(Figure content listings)
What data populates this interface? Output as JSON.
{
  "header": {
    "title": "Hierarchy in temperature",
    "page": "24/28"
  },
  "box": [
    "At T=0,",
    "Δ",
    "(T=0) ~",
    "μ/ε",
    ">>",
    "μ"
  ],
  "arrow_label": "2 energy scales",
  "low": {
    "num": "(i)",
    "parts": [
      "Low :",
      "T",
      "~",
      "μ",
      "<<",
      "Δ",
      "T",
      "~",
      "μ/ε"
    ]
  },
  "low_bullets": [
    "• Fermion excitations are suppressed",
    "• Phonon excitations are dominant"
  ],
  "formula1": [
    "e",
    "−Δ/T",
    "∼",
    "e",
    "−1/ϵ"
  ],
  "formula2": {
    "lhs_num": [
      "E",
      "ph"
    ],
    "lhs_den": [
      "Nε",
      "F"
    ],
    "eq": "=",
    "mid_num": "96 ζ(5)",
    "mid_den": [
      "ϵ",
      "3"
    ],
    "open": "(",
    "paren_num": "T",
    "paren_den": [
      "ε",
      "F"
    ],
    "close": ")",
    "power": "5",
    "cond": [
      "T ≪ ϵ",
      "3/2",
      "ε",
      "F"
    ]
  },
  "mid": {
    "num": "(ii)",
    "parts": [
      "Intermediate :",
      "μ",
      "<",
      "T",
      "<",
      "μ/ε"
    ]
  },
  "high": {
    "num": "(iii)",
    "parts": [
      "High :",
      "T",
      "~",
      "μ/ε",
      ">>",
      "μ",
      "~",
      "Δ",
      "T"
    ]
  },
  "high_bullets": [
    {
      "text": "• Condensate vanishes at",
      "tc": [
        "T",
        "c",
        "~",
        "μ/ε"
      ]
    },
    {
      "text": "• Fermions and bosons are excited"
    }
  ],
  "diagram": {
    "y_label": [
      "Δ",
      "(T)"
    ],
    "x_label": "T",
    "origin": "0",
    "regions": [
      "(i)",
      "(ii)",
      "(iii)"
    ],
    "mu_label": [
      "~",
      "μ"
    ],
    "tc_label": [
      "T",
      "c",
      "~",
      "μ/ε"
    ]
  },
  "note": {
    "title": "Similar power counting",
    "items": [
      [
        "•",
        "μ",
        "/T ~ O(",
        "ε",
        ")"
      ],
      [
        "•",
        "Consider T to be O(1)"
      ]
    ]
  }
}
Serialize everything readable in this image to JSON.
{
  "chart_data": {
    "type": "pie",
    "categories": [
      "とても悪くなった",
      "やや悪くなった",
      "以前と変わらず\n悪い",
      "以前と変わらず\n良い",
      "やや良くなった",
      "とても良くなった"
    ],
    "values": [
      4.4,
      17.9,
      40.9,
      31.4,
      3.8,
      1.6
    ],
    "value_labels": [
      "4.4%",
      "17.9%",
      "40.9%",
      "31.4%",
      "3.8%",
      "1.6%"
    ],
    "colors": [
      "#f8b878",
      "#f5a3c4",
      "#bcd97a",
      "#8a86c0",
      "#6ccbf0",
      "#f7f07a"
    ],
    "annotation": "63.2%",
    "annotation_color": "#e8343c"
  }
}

◆ GIVEN PROBLEM ◆
Using the records above, copy every line that has the word "power" in it.

◆ TASK RESULT ◆
    "power": "5",
    "title": "Similar power counting",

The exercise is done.